====== Exercise material ======
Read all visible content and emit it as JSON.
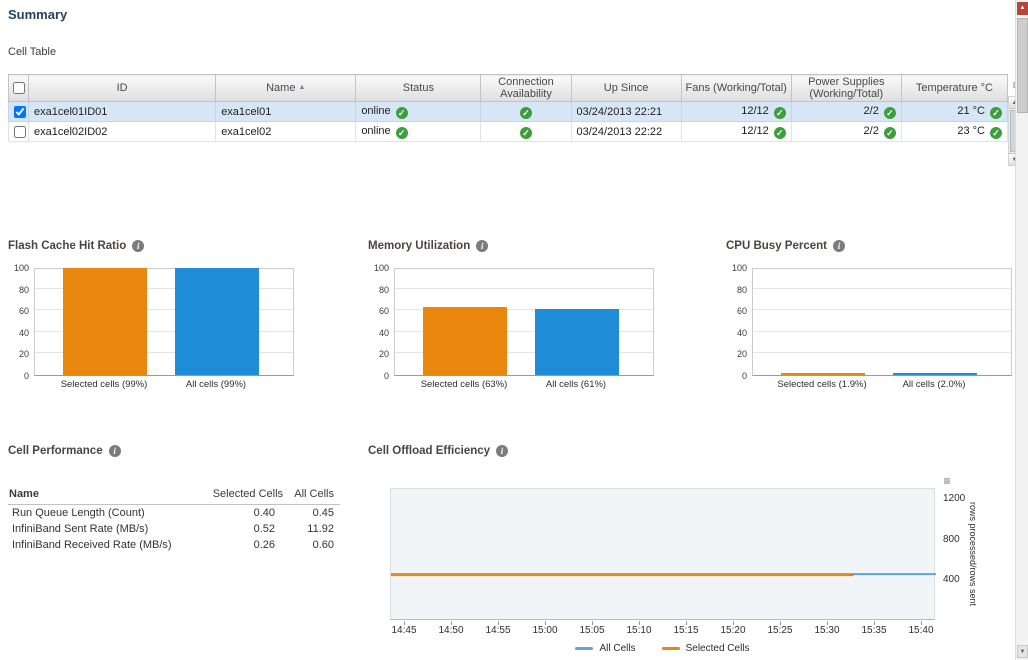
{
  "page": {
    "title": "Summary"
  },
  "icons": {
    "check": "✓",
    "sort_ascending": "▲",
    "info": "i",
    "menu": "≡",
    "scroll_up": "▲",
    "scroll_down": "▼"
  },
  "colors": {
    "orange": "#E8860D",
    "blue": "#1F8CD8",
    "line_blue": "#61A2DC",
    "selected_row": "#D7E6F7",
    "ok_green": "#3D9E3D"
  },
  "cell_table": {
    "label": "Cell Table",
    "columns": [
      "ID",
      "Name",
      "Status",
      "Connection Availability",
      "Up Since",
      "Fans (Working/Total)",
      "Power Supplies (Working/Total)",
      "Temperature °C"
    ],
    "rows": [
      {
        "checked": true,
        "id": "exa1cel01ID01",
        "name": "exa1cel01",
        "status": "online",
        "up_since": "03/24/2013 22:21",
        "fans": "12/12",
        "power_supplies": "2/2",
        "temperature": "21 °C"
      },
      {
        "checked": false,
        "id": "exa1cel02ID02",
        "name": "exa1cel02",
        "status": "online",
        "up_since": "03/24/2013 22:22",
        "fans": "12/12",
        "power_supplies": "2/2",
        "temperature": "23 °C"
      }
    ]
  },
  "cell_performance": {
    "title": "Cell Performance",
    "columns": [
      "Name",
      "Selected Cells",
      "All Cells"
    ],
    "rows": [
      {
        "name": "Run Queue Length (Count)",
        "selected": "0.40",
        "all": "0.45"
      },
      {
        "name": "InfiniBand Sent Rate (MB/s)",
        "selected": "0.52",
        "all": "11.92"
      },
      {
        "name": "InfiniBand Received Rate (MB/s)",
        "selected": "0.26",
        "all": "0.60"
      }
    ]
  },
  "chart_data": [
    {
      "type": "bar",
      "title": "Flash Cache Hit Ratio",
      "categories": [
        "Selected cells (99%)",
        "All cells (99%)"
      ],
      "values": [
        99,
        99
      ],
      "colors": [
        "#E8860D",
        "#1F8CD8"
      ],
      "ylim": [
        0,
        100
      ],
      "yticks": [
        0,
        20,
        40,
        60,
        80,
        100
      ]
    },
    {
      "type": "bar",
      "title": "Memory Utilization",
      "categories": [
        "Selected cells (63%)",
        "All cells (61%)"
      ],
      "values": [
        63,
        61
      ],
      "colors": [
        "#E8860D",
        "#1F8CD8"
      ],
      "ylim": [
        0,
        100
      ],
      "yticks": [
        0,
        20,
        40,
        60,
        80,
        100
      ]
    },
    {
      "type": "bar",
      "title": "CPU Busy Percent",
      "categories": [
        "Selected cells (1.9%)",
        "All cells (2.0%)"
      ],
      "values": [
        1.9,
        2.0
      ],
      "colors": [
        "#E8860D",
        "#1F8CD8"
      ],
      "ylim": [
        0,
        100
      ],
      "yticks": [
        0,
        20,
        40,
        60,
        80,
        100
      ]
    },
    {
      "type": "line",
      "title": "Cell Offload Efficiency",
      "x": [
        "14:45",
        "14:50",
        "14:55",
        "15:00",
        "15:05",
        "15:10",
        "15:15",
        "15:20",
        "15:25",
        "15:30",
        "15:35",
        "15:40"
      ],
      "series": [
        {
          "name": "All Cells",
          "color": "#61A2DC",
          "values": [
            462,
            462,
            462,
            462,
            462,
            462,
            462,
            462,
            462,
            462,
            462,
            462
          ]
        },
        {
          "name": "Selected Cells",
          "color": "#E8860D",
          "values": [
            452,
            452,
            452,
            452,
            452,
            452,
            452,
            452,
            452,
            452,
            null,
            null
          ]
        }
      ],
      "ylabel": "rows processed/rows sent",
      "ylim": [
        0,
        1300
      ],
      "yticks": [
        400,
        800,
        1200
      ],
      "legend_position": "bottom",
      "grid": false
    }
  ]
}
======
====== Exercise material ======
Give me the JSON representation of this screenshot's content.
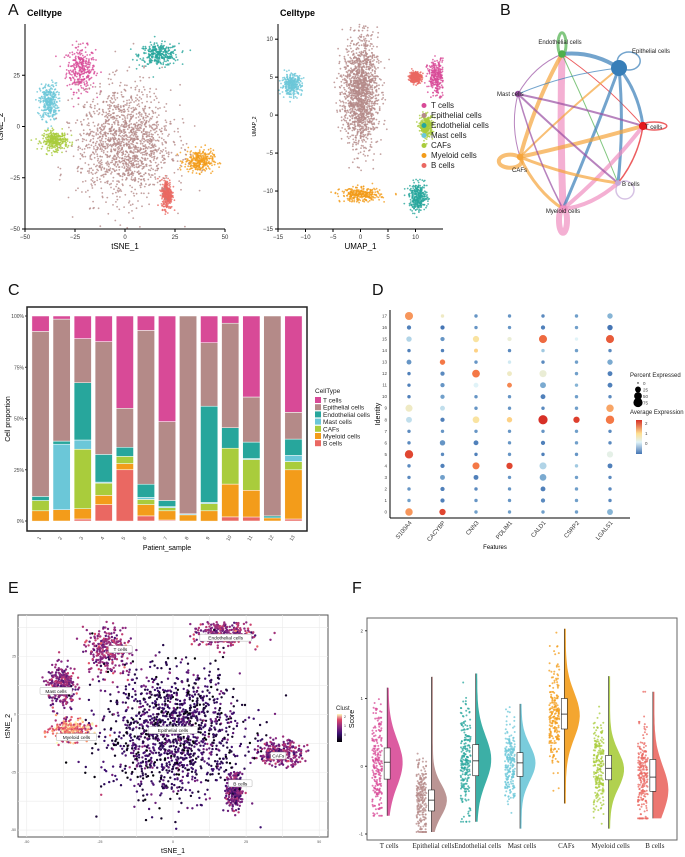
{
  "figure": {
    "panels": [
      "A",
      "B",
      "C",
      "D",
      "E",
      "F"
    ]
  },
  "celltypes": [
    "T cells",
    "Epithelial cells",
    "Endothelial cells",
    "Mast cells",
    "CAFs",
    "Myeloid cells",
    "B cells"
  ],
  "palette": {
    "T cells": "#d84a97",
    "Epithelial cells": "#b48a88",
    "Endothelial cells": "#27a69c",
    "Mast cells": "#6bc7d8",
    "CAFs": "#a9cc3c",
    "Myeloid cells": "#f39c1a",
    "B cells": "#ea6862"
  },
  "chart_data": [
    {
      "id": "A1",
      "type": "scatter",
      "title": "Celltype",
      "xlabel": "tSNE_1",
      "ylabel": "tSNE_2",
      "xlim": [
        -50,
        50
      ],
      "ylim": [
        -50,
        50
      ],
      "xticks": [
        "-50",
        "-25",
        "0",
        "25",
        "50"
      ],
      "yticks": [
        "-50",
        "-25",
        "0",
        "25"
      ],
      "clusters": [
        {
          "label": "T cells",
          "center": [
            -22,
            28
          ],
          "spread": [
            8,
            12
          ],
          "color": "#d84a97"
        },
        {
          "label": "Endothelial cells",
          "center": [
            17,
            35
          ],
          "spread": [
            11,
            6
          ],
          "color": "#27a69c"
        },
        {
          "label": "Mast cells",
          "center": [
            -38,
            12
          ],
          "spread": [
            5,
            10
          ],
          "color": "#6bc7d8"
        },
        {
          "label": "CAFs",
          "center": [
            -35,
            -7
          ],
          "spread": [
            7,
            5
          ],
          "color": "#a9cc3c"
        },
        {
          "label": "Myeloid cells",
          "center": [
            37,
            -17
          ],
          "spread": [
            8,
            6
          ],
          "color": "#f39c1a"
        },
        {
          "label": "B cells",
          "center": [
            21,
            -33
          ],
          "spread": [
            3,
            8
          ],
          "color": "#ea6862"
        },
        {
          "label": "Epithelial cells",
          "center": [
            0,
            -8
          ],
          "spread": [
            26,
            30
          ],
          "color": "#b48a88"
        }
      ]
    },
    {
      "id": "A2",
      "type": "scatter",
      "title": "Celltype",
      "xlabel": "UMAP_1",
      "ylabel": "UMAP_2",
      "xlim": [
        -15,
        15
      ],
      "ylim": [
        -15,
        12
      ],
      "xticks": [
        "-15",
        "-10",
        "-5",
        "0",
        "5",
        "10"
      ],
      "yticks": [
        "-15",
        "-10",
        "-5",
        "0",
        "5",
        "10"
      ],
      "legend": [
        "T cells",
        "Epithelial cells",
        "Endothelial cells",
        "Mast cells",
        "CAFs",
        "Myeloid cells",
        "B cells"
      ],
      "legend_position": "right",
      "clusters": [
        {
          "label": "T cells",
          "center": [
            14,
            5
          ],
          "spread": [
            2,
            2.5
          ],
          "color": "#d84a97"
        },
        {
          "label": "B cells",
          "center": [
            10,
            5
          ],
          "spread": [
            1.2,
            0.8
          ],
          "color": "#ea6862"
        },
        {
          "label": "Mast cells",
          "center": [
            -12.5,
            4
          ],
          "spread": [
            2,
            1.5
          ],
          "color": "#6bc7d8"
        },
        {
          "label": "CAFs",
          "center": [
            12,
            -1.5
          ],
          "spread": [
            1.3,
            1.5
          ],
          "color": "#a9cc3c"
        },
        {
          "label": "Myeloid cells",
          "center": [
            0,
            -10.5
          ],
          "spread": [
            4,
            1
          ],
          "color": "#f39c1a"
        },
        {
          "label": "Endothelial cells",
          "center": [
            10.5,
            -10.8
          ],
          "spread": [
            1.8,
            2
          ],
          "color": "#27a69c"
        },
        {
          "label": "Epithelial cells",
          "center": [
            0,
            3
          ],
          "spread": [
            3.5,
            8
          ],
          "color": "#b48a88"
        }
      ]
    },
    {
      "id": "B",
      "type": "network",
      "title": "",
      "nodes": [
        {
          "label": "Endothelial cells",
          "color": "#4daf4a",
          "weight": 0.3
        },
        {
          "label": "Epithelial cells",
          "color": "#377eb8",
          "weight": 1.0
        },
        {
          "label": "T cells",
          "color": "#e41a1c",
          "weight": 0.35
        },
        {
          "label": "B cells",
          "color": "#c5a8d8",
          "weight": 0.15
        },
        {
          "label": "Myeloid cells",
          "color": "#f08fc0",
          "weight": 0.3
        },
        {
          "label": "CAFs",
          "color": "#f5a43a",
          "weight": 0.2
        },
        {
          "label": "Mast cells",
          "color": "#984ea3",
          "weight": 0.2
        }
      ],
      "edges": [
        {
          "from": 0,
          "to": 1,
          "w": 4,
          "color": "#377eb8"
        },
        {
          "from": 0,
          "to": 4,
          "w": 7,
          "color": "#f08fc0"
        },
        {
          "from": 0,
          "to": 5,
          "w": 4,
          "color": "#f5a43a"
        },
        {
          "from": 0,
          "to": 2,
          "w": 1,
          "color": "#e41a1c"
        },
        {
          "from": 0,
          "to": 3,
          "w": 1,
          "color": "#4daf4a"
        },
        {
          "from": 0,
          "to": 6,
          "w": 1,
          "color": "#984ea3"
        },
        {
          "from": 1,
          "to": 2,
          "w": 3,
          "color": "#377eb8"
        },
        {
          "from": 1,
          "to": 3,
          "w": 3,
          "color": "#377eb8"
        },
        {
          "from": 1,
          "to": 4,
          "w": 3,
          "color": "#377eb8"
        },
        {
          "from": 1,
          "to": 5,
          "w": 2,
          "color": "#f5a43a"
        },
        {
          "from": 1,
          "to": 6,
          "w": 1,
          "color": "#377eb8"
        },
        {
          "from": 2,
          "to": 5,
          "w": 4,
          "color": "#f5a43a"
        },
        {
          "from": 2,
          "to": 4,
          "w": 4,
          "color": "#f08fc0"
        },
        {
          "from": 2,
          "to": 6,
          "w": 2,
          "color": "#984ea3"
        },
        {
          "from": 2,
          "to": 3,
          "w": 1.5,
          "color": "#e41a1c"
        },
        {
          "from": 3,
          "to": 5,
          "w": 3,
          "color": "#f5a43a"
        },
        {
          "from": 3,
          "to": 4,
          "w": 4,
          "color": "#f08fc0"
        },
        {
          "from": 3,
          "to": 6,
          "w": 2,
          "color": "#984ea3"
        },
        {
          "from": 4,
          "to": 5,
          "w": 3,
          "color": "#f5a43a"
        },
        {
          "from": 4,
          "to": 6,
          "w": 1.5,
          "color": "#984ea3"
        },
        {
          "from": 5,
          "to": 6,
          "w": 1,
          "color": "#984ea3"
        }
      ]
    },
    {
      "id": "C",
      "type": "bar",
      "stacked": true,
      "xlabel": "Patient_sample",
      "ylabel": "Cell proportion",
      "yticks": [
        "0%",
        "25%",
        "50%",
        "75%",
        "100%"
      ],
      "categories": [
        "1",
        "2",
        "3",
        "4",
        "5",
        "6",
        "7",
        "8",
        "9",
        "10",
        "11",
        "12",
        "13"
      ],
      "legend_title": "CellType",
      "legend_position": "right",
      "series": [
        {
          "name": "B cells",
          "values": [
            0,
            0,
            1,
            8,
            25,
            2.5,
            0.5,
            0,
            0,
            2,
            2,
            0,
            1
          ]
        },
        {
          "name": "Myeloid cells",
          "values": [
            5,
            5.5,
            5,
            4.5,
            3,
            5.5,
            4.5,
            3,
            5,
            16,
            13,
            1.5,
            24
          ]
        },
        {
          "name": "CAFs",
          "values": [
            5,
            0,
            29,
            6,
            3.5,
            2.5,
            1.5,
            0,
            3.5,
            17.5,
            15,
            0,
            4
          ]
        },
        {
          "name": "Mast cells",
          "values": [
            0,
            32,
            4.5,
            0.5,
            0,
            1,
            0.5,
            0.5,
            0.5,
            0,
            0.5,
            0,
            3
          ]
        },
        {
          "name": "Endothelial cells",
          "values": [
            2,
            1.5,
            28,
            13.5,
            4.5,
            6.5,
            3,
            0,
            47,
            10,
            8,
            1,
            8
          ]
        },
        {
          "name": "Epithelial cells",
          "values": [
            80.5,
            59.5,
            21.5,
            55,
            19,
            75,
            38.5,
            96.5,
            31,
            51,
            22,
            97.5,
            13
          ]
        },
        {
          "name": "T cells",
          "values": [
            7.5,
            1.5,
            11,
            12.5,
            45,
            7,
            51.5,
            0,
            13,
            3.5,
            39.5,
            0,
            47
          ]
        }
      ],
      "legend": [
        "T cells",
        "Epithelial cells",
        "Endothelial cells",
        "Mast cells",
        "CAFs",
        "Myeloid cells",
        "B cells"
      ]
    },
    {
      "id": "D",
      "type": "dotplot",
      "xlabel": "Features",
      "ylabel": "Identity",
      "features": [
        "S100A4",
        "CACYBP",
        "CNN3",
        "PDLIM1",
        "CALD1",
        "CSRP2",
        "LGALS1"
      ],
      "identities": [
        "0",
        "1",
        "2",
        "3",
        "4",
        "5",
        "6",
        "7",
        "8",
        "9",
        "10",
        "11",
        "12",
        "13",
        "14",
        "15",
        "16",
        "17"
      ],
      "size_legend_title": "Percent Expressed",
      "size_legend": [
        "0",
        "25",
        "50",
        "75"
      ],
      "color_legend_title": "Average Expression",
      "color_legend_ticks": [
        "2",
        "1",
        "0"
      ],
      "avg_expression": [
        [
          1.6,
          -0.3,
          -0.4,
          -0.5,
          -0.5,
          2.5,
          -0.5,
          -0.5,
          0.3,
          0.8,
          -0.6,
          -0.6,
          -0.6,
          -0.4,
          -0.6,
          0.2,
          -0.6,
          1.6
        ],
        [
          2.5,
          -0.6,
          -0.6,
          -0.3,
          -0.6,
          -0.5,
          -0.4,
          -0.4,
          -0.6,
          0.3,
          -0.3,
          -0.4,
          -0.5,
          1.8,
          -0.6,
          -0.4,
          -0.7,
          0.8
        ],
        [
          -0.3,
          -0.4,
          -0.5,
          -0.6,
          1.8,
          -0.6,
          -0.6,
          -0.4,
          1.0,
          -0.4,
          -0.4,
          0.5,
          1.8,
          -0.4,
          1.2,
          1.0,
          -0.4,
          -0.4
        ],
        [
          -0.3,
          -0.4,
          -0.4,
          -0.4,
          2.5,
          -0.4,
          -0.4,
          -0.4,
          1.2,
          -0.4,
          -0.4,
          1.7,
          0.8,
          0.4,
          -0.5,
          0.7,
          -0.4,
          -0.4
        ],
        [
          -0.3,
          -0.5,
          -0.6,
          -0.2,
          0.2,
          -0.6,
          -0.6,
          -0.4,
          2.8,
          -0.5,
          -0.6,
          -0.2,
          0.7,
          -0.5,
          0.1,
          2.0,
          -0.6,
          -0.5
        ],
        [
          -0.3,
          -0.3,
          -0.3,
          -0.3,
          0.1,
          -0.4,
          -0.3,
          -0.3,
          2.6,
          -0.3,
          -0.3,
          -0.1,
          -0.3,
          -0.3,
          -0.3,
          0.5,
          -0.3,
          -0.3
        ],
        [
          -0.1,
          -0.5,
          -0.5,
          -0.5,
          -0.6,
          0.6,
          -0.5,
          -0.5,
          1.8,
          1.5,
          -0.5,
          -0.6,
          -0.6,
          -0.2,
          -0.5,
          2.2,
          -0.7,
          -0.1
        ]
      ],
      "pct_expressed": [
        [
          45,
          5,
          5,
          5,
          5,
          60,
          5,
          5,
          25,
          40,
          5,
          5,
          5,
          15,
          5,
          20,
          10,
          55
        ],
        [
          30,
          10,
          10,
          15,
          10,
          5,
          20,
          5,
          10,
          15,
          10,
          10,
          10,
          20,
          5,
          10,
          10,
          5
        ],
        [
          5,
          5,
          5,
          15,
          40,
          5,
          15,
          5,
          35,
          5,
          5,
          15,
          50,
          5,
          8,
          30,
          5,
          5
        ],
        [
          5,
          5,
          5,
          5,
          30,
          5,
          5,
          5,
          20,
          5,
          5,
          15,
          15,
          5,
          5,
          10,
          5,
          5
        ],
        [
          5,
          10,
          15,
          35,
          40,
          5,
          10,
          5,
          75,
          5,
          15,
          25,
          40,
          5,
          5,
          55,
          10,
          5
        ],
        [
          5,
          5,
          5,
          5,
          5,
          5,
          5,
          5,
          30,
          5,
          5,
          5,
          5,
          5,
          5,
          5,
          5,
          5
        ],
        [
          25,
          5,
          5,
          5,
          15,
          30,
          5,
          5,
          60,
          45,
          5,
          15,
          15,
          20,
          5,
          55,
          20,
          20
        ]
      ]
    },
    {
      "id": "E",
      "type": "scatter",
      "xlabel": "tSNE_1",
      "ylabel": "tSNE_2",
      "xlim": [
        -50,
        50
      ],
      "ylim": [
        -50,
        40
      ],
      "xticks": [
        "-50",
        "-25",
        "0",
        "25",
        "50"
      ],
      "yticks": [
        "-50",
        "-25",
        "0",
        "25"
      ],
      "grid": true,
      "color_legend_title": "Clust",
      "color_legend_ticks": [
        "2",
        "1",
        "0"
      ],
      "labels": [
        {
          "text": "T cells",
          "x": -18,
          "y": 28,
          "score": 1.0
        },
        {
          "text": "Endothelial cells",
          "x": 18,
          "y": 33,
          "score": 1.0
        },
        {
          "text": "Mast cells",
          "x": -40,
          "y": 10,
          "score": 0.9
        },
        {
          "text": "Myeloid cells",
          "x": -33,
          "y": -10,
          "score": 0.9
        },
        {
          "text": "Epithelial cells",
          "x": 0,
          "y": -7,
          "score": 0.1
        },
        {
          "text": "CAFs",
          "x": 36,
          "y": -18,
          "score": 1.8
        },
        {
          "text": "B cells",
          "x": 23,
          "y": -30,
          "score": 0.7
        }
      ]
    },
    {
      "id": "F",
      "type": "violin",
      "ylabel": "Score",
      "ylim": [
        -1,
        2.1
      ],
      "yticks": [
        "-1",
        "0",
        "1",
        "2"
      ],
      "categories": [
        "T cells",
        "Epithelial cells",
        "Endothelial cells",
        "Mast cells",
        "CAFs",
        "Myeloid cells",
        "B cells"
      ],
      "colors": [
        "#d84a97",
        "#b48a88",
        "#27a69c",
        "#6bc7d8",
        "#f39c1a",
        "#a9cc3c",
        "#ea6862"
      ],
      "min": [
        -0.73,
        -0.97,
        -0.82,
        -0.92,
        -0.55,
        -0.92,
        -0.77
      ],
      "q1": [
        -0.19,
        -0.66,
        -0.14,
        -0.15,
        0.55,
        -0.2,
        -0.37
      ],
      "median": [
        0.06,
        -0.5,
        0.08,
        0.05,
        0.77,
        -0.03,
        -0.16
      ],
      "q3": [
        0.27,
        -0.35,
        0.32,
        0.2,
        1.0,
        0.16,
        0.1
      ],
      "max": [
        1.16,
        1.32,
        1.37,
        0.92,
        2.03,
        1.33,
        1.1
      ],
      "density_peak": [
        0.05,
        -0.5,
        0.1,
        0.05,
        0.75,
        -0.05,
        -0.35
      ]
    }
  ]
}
======
====== Exercise material ======
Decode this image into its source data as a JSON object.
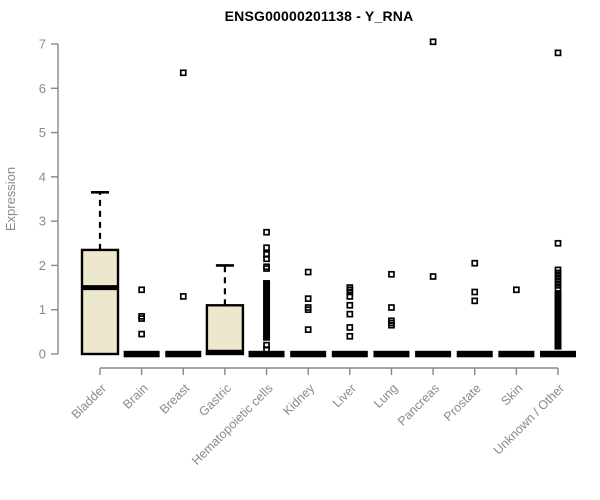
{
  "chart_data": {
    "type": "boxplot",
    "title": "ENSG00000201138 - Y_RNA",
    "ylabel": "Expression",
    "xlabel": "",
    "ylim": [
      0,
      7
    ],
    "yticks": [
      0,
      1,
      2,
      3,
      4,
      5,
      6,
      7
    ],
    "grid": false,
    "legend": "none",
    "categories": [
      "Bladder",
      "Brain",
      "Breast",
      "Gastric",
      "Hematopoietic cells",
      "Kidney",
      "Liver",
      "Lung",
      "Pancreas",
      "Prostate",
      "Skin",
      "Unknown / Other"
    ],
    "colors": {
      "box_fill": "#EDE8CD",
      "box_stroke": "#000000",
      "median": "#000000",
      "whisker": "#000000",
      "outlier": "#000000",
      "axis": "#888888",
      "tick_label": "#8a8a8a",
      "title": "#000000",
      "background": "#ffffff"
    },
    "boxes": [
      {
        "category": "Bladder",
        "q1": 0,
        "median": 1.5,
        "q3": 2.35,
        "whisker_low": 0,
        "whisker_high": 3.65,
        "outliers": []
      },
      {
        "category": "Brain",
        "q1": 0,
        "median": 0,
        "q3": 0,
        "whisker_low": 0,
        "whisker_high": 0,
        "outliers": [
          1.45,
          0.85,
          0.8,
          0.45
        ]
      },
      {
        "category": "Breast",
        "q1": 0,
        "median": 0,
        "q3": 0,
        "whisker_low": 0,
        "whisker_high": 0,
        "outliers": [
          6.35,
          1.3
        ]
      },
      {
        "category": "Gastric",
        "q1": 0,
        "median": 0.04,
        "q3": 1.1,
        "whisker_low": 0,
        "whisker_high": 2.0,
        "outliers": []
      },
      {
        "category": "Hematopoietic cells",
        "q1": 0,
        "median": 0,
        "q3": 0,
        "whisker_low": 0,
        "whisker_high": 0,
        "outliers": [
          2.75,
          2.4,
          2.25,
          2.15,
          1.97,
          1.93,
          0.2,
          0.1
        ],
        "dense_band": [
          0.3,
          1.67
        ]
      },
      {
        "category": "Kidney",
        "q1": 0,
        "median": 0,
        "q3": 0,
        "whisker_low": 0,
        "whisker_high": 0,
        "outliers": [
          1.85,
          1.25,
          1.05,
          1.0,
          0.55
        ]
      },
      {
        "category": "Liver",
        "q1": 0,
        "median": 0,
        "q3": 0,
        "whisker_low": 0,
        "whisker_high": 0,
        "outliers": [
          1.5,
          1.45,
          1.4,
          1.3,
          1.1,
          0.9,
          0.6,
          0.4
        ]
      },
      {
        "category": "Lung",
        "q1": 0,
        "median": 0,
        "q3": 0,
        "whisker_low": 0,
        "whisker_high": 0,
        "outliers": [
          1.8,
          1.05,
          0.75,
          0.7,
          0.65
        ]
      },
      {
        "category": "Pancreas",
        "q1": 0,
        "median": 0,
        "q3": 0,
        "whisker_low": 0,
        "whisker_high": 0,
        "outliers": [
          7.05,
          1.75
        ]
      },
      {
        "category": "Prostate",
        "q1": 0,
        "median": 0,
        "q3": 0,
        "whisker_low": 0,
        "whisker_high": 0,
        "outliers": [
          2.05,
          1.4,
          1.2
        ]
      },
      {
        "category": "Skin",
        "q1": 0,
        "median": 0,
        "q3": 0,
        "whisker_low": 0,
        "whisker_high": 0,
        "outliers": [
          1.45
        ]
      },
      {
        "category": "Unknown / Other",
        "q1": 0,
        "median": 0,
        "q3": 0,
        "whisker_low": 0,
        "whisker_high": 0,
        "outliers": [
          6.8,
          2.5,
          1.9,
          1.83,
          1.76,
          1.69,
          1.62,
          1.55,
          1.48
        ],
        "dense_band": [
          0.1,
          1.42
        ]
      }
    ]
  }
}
======
Find every line of the data that holds the string "ylabel", then say how many there are and nothing else.

[Answer to this problem]
8